Recorded data
※

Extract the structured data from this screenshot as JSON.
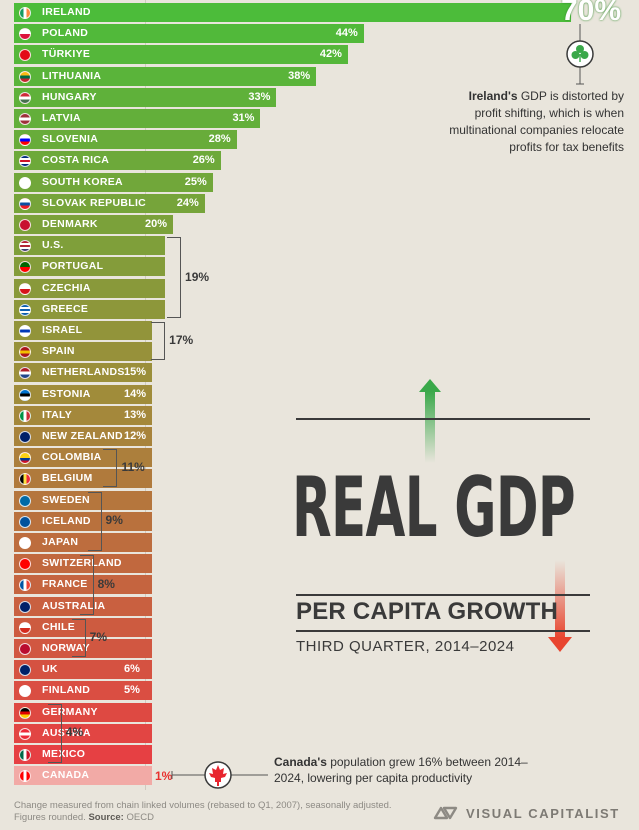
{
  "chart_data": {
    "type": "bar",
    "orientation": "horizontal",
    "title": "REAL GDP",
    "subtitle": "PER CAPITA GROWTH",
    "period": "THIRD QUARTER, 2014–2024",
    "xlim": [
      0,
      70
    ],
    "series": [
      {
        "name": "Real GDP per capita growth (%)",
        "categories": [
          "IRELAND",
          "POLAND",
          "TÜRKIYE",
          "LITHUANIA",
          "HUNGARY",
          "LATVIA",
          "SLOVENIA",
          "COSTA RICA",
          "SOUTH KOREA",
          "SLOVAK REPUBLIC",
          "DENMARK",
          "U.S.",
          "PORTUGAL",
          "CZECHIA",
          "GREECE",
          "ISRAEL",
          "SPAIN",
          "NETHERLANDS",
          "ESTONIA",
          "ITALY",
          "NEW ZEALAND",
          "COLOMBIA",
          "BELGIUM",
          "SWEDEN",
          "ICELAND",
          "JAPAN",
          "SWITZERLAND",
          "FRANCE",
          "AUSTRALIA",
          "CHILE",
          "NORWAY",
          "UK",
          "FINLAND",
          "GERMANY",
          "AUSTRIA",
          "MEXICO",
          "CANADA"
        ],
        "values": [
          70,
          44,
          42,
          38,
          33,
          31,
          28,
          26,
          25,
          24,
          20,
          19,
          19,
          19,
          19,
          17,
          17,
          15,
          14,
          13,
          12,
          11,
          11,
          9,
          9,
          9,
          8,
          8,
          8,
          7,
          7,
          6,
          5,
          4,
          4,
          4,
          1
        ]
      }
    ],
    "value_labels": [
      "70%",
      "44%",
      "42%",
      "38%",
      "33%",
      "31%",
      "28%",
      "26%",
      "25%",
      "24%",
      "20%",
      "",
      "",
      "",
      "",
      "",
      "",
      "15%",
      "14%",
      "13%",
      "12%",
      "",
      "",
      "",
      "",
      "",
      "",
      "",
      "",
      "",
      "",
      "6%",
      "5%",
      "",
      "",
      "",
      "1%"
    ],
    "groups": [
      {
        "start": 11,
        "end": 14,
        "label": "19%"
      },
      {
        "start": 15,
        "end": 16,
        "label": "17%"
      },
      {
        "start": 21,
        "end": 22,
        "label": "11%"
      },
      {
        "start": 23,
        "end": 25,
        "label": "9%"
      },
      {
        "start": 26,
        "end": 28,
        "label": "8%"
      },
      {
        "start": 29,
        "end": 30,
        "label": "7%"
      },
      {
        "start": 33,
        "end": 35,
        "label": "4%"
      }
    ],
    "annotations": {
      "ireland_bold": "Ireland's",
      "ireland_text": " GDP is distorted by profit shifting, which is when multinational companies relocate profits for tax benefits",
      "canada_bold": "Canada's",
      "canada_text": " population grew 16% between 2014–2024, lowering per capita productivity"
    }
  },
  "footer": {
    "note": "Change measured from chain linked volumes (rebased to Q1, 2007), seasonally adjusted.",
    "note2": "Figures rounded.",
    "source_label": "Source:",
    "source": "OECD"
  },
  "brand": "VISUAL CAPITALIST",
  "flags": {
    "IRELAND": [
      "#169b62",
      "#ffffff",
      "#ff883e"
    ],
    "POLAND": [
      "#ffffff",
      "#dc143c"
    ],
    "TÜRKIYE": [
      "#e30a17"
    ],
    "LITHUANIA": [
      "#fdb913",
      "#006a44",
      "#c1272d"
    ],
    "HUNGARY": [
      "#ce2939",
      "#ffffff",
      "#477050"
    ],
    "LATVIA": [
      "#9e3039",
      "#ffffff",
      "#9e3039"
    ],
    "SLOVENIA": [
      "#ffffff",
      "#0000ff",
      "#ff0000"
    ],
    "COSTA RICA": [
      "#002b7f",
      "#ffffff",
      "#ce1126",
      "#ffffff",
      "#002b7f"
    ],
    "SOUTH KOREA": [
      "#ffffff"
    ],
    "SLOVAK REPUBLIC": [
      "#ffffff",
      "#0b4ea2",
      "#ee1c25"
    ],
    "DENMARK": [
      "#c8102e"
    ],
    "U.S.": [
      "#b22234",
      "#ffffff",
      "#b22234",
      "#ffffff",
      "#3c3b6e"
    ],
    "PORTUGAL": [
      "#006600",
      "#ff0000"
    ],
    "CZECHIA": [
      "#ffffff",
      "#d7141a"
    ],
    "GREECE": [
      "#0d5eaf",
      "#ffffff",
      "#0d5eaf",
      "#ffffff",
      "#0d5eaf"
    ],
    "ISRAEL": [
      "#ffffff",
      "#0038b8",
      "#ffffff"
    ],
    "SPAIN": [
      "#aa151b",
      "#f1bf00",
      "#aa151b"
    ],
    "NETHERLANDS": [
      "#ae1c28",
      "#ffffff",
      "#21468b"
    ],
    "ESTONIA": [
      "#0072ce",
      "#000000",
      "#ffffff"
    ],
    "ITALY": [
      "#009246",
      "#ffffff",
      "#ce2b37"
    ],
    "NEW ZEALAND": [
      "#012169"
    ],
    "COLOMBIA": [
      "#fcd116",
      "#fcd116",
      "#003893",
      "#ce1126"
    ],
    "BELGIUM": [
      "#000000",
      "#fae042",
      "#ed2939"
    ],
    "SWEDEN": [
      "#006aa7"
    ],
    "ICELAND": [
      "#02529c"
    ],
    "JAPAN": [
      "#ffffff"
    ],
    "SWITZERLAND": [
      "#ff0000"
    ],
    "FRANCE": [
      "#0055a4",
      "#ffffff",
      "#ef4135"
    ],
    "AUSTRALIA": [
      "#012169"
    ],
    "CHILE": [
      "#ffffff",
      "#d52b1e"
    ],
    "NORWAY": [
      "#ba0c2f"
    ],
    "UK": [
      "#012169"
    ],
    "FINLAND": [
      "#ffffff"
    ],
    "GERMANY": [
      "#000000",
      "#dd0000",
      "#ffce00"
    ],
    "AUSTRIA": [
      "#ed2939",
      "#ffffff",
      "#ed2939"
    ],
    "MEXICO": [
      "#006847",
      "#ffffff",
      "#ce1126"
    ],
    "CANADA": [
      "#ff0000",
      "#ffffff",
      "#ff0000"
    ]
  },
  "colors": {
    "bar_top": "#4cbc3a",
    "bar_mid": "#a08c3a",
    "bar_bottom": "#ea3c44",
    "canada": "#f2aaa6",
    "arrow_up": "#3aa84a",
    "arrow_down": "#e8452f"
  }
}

※

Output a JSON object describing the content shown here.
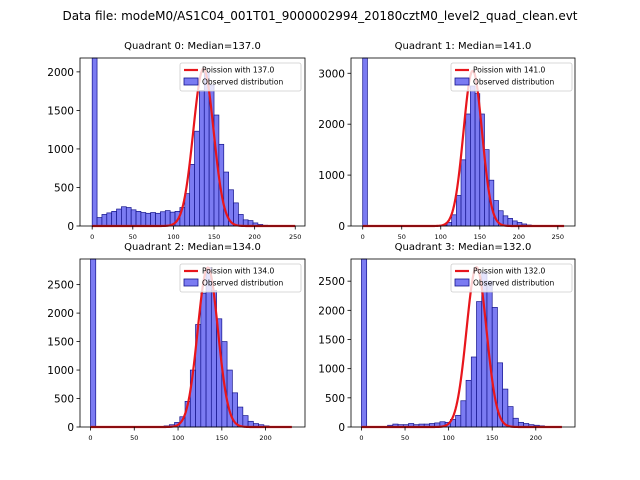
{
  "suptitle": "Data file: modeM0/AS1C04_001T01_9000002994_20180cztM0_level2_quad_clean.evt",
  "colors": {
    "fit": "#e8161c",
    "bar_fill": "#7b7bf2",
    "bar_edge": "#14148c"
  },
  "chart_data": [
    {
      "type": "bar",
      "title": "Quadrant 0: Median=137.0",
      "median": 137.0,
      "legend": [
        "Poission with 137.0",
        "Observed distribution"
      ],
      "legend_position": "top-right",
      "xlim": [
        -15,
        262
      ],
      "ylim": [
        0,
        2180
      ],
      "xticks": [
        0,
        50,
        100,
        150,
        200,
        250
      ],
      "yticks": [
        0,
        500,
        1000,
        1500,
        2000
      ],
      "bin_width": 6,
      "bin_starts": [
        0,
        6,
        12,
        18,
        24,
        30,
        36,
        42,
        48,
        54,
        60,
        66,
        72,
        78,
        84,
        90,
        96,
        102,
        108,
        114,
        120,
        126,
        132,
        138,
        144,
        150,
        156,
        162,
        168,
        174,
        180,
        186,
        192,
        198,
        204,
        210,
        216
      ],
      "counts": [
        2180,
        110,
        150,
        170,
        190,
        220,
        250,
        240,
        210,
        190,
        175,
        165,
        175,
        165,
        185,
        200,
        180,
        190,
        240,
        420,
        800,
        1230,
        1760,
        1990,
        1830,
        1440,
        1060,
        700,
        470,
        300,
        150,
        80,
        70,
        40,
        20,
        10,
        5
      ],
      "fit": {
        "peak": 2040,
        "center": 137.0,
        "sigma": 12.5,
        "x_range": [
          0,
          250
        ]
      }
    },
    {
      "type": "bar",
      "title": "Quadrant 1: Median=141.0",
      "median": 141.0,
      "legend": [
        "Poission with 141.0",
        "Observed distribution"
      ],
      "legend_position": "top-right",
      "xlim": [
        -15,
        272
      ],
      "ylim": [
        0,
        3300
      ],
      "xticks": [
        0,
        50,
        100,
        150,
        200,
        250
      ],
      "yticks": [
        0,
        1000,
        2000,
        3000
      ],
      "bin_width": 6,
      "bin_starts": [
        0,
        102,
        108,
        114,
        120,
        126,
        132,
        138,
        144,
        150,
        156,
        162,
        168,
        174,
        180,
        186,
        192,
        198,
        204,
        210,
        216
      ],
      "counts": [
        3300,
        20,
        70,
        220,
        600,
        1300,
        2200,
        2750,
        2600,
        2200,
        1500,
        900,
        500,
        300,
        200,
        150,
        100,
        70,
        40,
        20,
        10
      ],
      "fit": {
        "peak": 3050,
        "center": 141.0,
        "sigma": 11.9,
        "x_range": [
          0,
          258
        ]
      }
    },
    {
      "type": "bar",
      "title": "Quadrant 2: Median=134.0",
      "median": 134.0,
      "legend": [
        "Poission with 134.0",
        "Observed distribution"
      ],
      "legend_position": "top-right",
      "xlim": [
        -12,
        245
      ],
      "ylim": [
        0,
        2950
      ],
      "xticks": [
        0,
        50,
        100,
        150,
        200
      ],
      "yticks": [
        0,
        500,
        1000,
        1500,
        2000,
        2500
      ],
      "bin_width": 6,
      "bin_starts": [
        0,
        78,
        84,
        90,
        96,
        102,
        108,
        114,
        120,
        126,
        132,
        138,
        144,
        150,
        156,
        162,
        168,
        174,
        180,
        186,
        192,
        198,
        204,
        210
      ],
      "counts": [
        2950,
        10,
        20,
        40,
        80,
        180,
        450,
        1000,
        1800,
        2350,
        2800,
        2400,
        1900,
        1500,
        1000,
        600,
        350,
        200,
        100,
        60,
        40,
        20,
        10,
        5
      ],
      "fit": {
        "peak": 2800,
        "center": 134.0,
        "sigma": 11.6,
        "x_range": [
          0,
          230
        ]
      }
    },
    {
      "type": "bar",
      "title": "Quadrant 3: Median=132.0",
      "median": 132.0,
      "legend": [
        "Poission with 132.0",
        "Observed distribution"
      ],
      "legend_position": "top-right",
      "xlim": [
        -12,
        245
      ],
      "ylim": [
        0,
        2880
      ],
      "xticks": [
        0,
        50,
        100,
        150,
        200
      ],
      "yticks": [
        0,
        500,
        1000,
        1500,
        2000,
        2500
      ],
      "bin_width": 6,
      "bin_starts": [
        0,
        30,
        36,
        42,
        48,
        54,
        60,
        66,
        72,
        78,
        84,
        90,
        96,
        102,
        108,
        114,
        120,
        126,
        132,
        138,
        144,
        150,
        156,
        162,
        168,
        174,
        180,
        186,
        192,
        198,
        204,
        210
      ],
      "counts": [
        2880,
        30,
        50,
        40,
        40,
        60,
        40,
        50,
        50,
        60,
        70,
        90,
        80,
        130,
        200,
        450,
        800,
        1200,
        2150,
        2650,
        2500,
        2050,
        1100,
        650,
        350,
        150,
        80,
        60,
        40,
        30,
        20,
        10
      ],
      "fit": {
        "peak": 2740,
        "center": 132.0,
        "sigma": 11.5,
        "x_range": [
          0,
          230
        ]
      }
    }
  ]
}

※

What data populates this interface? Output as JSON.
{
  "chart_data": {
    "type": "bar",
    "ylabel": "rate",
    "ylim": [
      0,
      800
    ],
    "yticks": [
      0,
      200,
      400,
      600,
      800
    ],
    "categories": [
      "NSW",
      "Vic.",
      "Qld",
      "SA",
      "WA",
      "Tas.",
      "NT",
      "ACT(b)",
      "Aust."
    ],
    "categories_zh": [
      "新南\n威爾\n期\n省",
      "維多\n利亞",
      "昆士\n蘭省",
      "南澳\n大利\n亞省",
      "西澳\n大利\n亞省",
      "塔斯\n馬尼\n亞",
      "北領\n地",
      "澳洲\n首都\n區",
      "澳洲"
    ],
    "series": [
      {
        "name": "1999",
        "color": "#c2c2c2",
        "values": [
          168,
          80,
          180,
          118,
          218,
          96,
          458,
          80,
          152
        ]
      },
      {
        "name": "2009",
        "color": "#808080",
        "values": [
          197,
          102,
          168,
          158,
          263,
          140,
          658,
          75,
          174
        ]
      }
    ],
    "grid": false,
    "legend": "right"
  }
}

※

Objective = Each line that has the word "from" should be copied.

Completed exercise =
Extract the structured data from this screenshot as JSON.
    "note": "Change measured from chain linked volumes (rebased to Q1, 2007), seasonally adjusted.",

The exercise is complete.